Begin Selected extract

Add your butter to a saucepan and cook gently for about 3 mins – wait for the butter to brown and for it to start to smell biscuity. Remove it from the heat, then leave to cool for 10 mins.

Step 2.

Add your butter to a large mixing bowl along with your sugar. Whisk until the mixture is pale in colour.

Step 3.

Crack in your egg and add your vanilla extract, then beat again until combined.

Step 4.

Sieve in your flour, baking powder, bicarbonate of soda, ginger, cinnamon, cloves, and a pinch of salt, then fold the mixture carefully until it is totally combined.

Step 5.

Roughly chop your white chocolate into large chunks and get this in the mixture.

Step 6.

Pop the mixture in the fridge to chill for 20 mins.

End Selected extract
Begin Recorded data

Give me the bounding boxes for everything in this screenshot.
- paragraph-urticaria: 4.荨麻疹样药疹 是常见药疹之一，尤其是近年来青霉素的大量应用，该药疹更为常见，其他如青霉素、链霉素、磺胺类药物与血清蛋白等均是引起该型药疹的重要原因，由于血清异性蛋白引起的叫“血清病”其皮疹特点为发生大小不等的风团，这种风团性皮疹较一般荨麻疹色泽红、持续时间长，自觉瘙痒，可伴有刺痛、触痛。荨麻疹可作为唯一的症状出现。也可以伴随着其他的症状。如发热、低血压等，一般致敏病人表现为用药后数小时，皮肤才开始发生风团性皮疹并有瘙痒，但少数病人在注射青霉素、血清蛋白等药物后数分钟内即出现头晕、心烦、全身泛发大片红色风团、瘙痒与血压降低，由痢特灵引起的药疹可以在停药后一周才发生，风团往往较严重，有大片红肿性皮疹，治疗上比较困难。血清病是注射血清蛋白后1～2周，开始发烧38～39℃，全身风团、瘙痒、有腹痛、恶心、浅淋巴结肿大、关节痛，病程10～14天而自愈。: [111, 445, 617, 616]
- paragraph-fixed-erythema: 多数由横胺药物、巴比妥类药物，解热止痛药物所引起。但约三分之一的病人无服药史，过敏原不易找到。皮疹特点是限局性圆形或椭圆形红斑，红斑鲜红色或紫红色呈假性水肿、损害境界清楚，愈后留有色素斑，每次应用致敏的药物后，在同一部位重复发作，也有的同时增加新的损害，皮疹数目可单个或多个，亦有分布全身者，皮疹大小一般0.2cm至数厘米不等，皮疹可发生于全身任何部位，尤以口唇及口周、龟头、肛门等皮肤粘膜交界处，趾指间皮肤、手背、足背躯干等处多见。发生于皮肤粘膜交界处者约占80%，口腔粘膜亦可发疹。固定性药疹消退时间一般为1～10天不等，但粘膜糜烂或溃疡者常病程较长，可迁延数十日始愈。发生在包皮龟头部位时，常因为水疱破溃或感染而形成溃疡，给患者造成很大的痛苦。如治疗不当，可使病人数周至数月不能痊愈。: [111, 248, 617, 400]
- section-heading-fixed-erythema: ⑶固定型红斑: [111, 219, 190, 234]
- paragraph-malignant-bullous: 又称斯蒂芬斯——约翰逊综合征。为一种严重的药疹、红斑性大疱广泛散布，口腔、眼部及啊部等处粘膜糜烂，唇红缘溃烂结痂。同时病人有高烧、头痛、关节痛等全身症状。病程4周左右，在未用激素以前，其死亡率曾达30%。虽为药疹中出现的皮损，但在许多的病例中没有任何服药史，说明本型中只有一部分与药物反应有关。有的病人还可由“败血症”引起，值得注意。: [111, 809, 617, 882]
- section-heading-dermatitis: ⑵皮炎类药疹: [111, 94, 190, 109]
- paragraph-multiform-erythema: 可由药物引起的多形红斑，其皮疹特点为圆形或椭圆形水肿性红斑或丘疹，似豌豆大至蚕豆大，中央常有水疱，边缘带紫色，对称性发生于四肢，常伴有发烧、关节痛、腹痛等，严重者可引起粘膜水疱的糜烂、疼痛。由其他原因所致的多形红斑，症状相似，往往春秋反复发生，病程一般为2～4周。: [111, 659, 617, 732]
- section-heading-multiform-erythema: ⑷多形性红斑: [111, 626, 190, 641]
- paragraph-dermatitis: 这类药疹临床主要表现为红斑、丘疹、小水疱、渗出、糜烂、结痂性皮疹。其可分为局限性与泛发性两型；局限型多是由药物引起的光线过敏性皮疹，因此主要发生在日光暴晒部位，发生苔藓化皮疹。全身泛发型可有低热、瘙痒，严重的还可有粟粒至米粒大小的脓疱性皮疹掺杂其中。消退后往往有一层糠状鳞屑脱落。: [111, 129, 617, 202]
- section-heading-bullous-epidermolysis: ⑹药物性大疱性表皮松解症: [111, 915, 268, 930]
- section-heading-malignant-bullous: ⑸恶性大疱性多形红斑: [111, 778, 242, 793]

End Recorded data

Work to do:
A – In the recipe, how can you tell when the butter in the saucepan is ready to come off the heat?
B – How long does the recipe say to chill the mixture in the fridge?
C – Continue the recipe from its last step.

Answers per task:
A – After about 3 minutes of gentle cooking, the butter is ready once it has browned and starts to smell biscuity. It is then removed from the heat and left to cool for 10 minutes.

B – 20 minutes.

C –
Step 7.

Heat your oven to 170°C.

Step 8.

Line two large baking trays with parchment paper.

Step 9.

Roll your cookie dough mixture into 12 similarly-sized balls, then spread these out evenly across two trays. The mixture will spread as they cook, so make sure there is enough room left between each.

Step 10.

Bake for 12 mins.

Step 11.

Leave your cookies to cool on the tray for 15 mins - they will firm up as they cool. Enjoy!

You can freeze the cookie dough balls and keep them in a sealed container for up to 3 months. Bake from frozen for 15 mins.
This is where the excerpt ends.